» **Aim of the task**
Would you quote every entry exactly, dropping only the pictures?
• • • • • • •
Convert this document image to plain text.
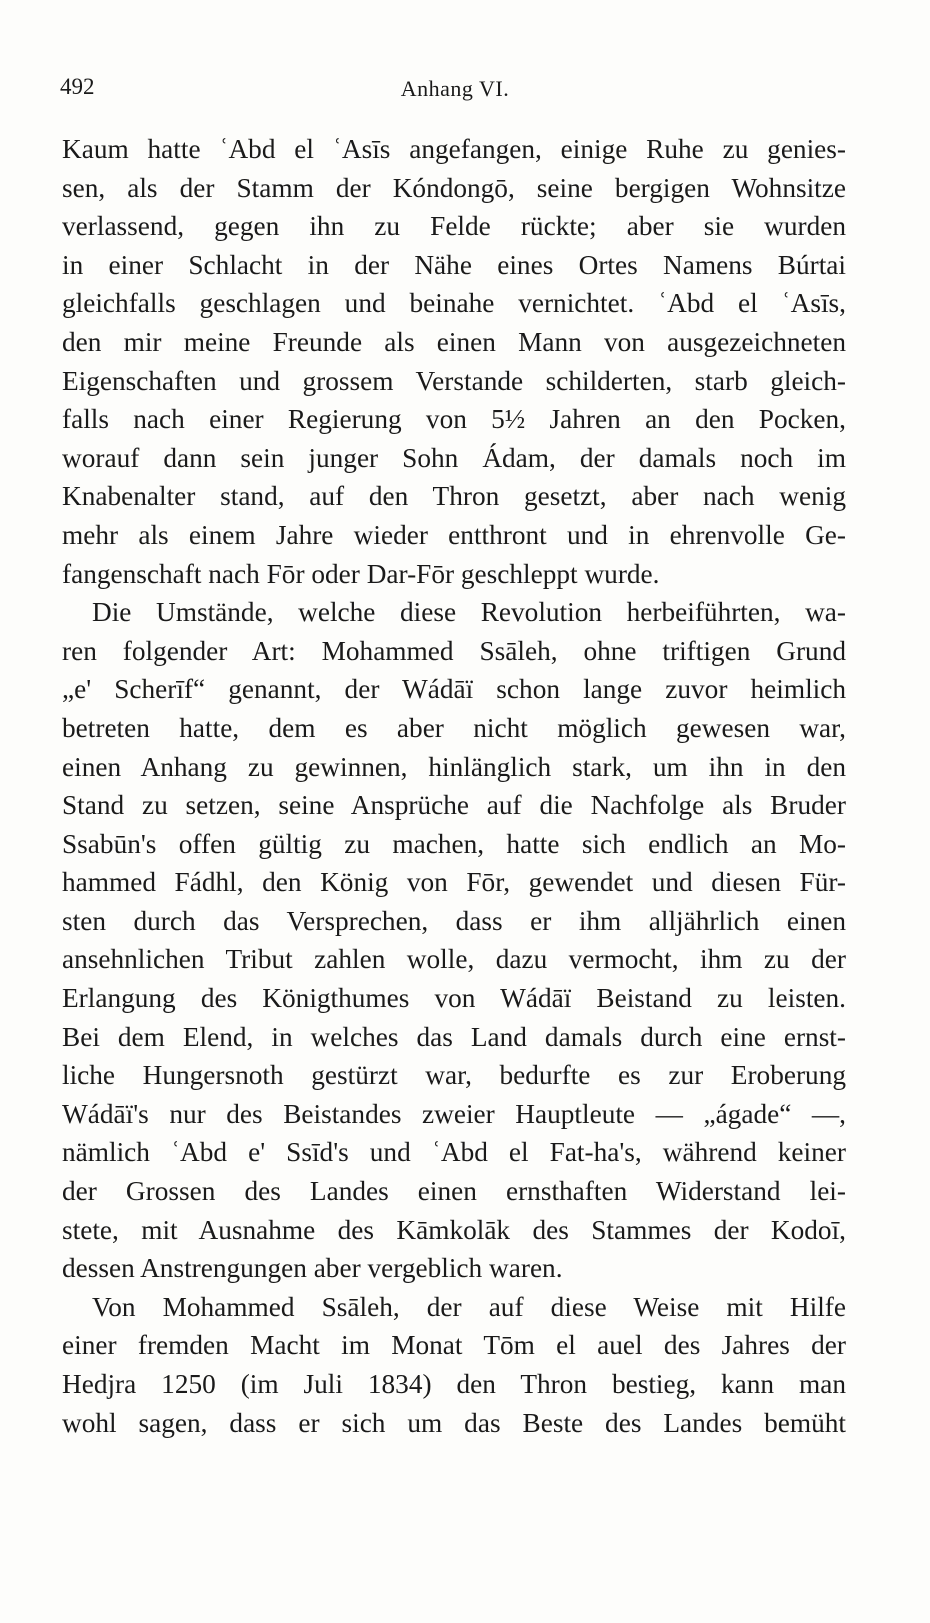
492	Anhang VI.
Kaum hatte ʿAbd el ʿAsīs angefangen, einige Ruhe zu genies-
sen, als der Stamm der Kóndongō, seine bergigen Wohnsitze
verlassend, gegen ihn zu Felde rückte; aber sie wurden
in einer Schlacht in der Nähe eines Ortes Namens Búrtai
gleichfalls geschlagen und beinahe vernichtet. ʿAbd el ʿAsīs,
den mir meine Freunde als einen Mann von ausgezeichneten
Eigenschaften und grossem Verstande schilderten, starb gleich-
falls nach einer Regierung von 5½ Jahren an den Pocken,
worauf dann sein junger Sohn Ádam, der damals noch im
Knabenalter stand, auf den Thron gesetzt, aber nach wenig
mehr als einem Jahre wieder entthront und in ehrenvolle Ge-
fangenschaft nach Fōr oder Dar-Fōr geschleppt wurde.
Die Umstände, welche diese Revolution herbeiführten, wa-
ren folgender Art: Mohammed Ssāleh, ohne triftigen Grund
„e' Scherīf“ genannt, der Wádāï schon lange zuvor heimlich
betreten hatte, dem es aber nicht möglich gewesen war,
einen Anhang zu gewinnen, hinlänglich stark, um ihn in den
Stand zu setzen, seine Ansprüche auf die Nachfolge als Bruder
Ssabūn's offen gültig zu machen, hatte sich endlich an Mo-
hammed Fádhl, den König von Fōr, gewendet und diesen Für-
sten durch das Versprechen, dass er ihm alljährlich einen
ansehnlichen Tribut zahlen wolle, dazu vermocht, ihm zu der
Erlangung des Königthumes von Wádāï Beistand zu leisten.
Bei dem Elend, in welches das Land damals durch eine ernst-
liche Hungersnoth gestürzt war, bedurfte es zur Eroberung
Wádāï's nur des Beistandes zweier Hauptleute — „ágade“ —,
nämlich ʿAbd e' Ssīd's und ʿAbd el Fat-ha's, während keiner
der Grossen des Landes einen ernsthaften Widerstand lei-
stete, mit Ausnahme des Kāmkolāk des Stammes der Kodoī,
dessen Anstrengungen aber vergeblich waren.
Von Mohammed Ssāleh, der auf diese Weise mit Hilfe
einer fremden Macht im Monat Tōm el auel des Jahres der
Hedjra 1250 (im Juli 1834) den Thron bestieg, kann man
wohl sagen, dass er sich um das Beste des Landes bemüht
• • • • • • •
» **Task result**
Convert this document image to plain text.
492	Anhang VI.
Kaum hatte ʿAbd el ʿAsīs angefangen, einige Ruhe zu genies-
sen, als der Stamm der Kóndongō, seine bergigen Wohnsitze
verlassend, gegen ihn zu Felde rückte; aber sie wurden
in einer Schlacht in der Nähe eines Ortes Namens Búrtai
gleichfalls geschlagen und beinahe vernichtet. ʿAbd el ʿAsīs,
den mir meine Freunde als einen Mann von ausgezeichneten
Eigenschaften und grossem Verstande schilderten, starb gleich-
falls nach einer Regierung von 5½ Jahren an den Pocken,
worauf dann sein junger Sohn Ádam, der damals noch im
Knabenalter stand, auf den Thron gesetzt, aber nach wenig
mehr als einem Jahre wieder entthront und in ehrenvolle Ge-
fangenschaft nach Fōr oder Dar-Fōr geschleppt wurde.
Die Umstände, welche diese Revolution herbeiführten, wa-
ren folgender Art: Mohammed Ssāleh, ohne triftigen Grund
„e' Scherīf“ genannt, der Wádāï schon lange zuvor heimlich
betreten hatte, dem es aber nicht möglich gewesen war,
einen Anhang zu gewinnen, hinlänglich stark, um ihn in den
Stand zu setzen, seine Ansprüche auf die Nachfolge als Bruder
Ssabūn's offen gültig zu machen, hatte sich endlich an Mo-
hammed Fádhl, den König von Fōr, gewendet und diesen Für-
sten durch das Versprechen, dass er ihm alljährlich einen
ansehnlichen Tribut zahlen wolle, dazu vermocht, ihm zu der
Erlangung des Königthumes von Wádāï Beistand zu leisten.
Bei dem Elend, in welches das Land damals durch eine ernst-
liche Hungersnoth gestürzt war, bedurfte es zur Eroberung
Wádāï's nur des Beistandes zweier Hauptleute — „ágade“ —,
nämlich ʿAbd e' Ssīd's und ʿAbd el Fat-ha's, während keiner
der Grossen des Landes einen ernsthaften Widerstand lei-
stete, mit Ausnahme des Kāmkolāk des Stammes der Kodoī,
dessen Anstrengungen aber vergeblich waren.
Von Mohammed Ssāleh, der auf diese Weise mit Hilfe
einer fremden Macht im Monat Tōm el auel des Jahres der
Hedjra 1250 (im Juli 1834) den Thron bestieg, kann man
wohl sagen, dass er sich um das Beste des Landes bemüht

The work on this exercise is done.